*AUFGABEN*
**a.** Geben Sie aus dem Text zum Breitbandausbau den Abschnitt wörtlich wieder, beginnend bei „Die beteiligten Unternehmen, die“ und endend bei „den Raum gestellt.“.
**b.** Welchen Anteil der Glasfaseranschlüsse in Deutschland repräsentieren die beteiligten Unternehmen laut dem Text zum Breitbandausbau?
**c.** Prüfen Sie, ob die folgenden Aussagen mit dem Text zum Breitbandausbau übereinstimmen. Antworten Sie jeweils mit Ja oder Nein und zitieren Sie die entscheidende Textstelle wörtlich.
(i) Die Deutsche Telekom wird im Papier der Verbände ausdrücklich namentlich genannt.
(ii) Die Initiative trägt den Namen „Fairplay-Agreement“.
(iii) Die regionalen Anbieter und Stadtwerke verlangen, dass die großen Mobilfunknetzbetreiber ihre Masten und 5G-Infrastrukturen für andere Marktteilnehmer öffnen.

*TEXTAUSZUG*
____________________

Ein neuer Weg für den Breitbandausbau
Um den schleppenden Ausbau von schnellem Internet und moderner Mobilfunkinfrastruktur in Deutschland zu beschleunigen, schlägt ein breites Bündnis aus der Telekommunikationsbranche einen neuen Kurs ein. Anstatt auf staatliche Eingriffe zu warten, setzen die Verbände BDEW, Breko und VKU auf eine freiwillige Branchenvereinbarung. Ziel ist es, die gegenseitige Öffnung von Netzen – das sogenannte Open Access – zum Standard zu machen, um ineffiziente Doppelstrukturen zu vermeiden.
Die beteiligten Unternehmen, die gemeinsam rund 60 Prozent der Glasfaseranschlüsse in Deutschland repräsentieren, reagieren damit auf den politischen Druck. Die Bundesregierung hatte zuvor Pläne für eine strengere Regulierung durch die Bundesnetzagentur, basierend auf Paragraf 22a des Telekommunikationsgesetzes (TKG), in den Raum gestellt.
Das Konzept: Fairplay statt Doppelbau
Der Kern der Initiative, die unter dem Namen „Fairplay-Agreement“ läuft, ist simpel: Anbieter sollen ihre Glasfaserleitungen für Wettbewerber unter fairen und transparenten Bedingungen öffnen. Dies soll verhindern, dass Straßen mehrfach aufgerissen werden, nur um parallel verlaufende Glasfaserkabel zu verlegen. Ein solcher Doppelausbau gilt als volkswirtschaftlich ineffizient und ist für Anwohner oft mit unnötigen Bauarbeiten verbunden.
Im Gegenzug für die Öffnung der Festnetze fordern die regionalen Anbieter und Stadtwerke, dass auch die großen Mobilfunknetzbetreiber ihre Masten und 5G-Infrastrukturen für andere Marktteilnehmer zugänglich machen. Dies würde es ermöglichen, kombinierte Angebote aus Festnetz und Mobilfunk flächendeckender und einfacher anzubieten.
Die Rolle der Deutschen Telekom
Obwohl der Marktführer Deutsche Telekom in dem Papier der Verbände nicht explizit namentlich genannt wird, ist das Unternehmen der zentrale Adressat der Forderungen. Die regionalen Betreiber kritisieren insbesondere den sogenannten Doppelausbau in bereits erschlossenen Gebieten, der den Wettbewerb verzerren könne. Die Deutsche Telekom hingegen weist solche Vorwürfe regelmäßig zurück. Aus Sicht des Bonner Konzerns sichern freier Wettbewerb und ein eigenwirtschaftlicher Netzausbau die beste Infrastrukturqualität für die Endkunden.

____________________

*ZU PRÜFENDE DATEN*
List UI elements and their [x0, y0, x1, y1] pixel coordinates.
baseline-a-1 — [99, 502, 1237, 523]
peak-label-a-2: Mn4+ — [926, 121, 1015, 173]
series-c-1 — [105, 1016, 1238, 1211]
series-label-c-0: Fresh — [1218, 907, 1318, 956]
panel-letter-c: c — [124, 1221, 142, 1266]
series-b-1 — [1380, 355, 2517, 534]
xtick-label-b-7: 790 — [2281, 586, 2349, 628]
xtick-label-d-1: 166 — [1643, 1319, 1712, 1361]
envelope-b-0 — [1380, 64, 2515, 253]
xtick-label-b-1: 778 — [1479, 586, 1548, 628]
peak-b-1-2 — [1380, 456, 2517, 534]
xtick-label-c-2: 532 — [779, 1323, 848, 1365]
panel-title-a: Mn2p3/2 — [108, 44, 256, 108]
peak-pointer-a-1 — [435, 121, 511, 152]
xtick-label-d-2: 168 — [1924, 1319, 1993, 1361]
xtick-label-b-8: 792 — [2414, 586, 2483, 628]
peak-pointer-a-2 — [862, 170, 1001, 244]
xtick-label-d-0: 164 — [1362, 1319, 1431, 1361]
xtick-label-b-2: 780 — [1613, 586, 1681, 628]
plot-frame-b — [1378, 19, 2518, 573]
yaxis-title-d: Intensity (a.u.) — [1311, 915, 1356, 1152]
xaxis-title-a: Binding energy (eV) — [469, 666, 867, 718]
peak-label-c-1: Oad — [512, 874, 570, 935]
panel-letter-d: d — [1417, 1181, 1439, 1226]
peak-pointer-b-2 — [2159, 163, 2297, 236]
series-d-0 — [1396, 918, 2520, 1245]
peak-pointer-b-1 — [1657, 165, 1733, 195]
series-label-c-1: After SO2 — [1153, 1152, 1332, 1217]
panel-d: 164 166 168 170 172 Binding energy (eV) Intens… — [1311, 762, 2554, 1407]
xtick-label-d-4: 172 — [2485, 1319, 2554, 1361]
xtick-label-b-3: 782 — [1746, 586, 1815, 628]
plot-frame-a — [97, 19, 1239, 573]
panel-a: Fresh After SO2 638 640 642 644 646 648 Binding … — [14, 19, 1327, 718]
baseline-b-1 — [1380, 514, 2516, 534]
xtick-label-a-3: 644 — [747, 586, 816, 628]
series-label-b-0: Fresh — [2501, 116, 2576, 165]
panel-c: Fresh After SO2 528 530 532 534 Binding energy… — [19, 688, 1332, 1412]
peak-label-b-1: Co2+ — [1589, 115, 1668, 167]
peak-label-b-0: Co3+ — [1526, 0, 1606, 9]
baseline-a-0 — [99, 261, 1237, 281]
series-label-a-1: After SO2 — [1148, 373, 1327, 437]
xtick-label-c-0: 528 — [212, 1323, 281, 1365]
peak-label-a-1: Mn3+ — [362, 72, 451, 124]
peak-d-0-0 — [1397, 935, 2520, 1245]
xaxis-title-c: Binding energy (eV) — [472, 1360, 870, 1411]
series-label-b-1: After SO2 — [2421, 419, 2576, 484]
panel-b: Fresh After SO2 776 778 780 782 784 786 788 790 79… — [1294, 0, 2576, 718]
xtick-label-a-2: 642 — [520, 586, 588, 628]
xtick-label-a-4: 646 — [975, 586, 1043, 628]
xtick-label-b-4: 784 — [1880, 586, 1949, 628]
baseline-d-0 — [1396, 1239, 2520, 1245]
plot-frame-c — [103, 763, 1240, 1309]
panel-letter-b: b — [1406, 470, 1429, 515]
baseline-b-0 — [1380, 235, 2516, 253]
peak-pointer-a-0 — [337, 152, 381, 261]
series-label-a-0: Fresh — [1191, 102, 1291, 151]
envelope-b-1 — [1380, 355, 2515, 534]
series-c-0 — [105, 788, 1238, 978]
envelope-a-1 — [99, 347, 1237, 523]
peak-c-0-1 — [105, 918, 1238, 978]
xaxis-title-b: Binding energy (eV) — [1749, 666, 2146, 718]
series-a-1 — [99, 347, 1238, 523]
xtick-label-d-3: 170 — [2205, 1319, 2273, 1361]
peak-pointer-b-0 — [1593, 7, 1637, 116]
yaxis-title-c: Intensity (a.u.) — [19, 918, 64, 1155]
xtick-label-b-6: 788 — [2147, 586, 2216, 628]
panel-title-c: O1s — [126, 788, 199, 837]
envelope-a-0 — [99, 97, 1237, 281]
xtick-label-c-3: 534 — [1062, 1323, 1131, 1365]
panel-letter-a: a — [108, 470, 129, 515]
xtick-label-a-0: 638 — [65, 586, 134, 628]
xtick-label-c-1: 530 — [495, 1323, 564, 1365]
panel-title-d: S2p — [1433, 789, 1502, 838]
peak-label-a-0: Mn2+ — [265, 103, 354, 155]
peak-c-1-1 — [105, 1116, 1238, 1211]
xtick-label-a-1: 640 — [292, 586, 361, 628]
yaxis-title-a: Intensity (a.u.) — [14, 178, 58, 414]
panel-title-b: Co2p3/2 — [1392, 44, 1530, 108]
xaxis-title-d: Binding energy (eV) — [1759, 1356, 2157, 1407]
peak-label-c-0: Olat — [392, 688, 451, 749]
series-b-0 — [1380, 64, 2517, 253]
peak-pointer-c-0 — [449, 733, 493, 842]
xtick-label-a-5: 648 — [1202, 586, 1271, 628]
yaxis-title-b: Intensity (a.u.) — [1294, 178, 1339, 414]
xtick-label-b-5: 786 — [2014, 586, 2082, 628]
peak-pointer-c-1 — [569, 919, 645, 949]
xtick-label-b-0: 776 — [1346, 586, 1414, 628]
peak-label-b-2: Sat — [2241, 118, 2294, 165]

____________________

*LÖSUNGEN*
**a.**
Die beteiligten Unternehmen, die gemeinsam rund 60 Prozent der Glasfaseranschlüsse in Deutschland repräsentieren, reagieren damit auf den politischen Druck. Die Bundesregierung hatte zuvor Pläne für eine strengere Regulierung durch die Bundesnetzagentur, basierend auf Paragraf 22a des Telekommunikationsgesetzes (TKG), in den Raum gestellt.

**b.** Rund 60 Prozent der Glasfaseranschlüsse in Deutschland.

**c.**
(i) Nein: „Obwohl der Marktführer Deutsche Telekom in dem Papier der Verbände nicht explizit namentlich genannt wird“
(ii) Ja: „Der Kern der Initiative, die unter dem Namen „Fairplay-Agreement“ läuft“
(iii) Ja: „fordern die regionalen Anbieter und Stadtwerke, dass auch die großen Mobilfunknetzbetreiber ihre Masten und 5G-Infrastrukturen für andere Marktteilnehmer zugänglich machen“